▸ **What you have to do**
Print the entire listing. Each line must match the original exactly.

#####

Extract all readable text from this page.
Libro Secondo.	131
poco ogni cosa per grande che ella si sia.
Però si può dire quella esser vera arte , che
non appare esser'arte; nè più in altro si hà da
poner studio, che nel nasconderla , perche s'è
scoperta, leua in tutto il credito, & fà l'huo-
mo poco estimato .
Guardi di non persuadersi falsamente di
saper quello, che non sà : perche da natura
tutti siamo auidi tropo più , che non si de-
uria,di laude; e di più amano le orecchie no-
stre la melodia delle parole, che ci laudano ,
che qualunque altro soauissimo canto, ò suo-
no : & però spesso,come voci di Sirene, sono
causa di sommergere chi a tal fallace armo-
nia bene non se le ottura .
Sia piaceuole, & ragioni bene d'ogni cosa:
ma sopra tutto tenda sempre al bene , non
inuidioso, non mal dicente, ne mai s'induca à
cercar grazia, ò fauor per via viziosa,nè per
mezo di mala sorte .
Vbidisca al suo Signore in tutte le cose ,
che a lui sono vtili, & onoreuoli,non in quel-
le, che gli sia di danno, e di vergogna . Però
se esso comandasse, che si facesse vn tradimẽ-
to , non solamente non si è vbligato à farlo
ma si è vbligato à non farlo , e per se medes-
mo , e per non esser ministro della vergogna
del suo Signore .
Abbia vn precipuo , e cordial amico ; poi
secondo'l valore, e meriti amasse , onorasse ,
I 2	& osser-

#####

▸ **Answer in full**
Extract all readable text from this page.
Libro Secondo.	131
poco ogni cosa per grande che ella si sia.
Però si può dire quella esser vera arte , che
non appare esser'arte; nè più in altro si hà da
poner studio, che nel nasconderla , perche s'è
scoperta, leua in tutto il credito, & fà l'huo-
mo poco estimato .
Guardi di non persuadersi falsamente di
saper quello, che non sà : perche da natura
tutti siamo auidi tropo più , che non si de-
uria,di laude; e di più amano le orecchie no-
stre la melodia delle parole, che ci laudano ,
che qualunque altro soauissimo canto, ò suo-
no : & però spesso,come voci di Sirene, sono
causa di sommergere chi a tal fallace armo-
nia bene non se le ottura .
Sia piaceuole, & ragioni bene d'ogni cosa:
ma sopra tutto tenda sempre al bene , non
inuidioso, non mal dicente, ne mai s'induca à
cercar grazia, ò fauor per via viziosa,nè per
mezo di mala sorte .
Vbidisca al suo Signore in tutte le cose ,
che a lui sono vtili, & onoreuoli,non in quel-
le, che gli sia di danno, e di vergogna . Però
se esso comandasse, che si facesse vn tradimẽ-
to , non solamente non si è vbligato à farlo
ma si è vbligato à non farlo , e per se medes-
mo , e per non esser ministro della vergogna
del suo Signore .
Abbia vn precipuo , e cordial amico ; poi
secondo'l valore, e meriti amasse , onorasse ,
I 2	& osser-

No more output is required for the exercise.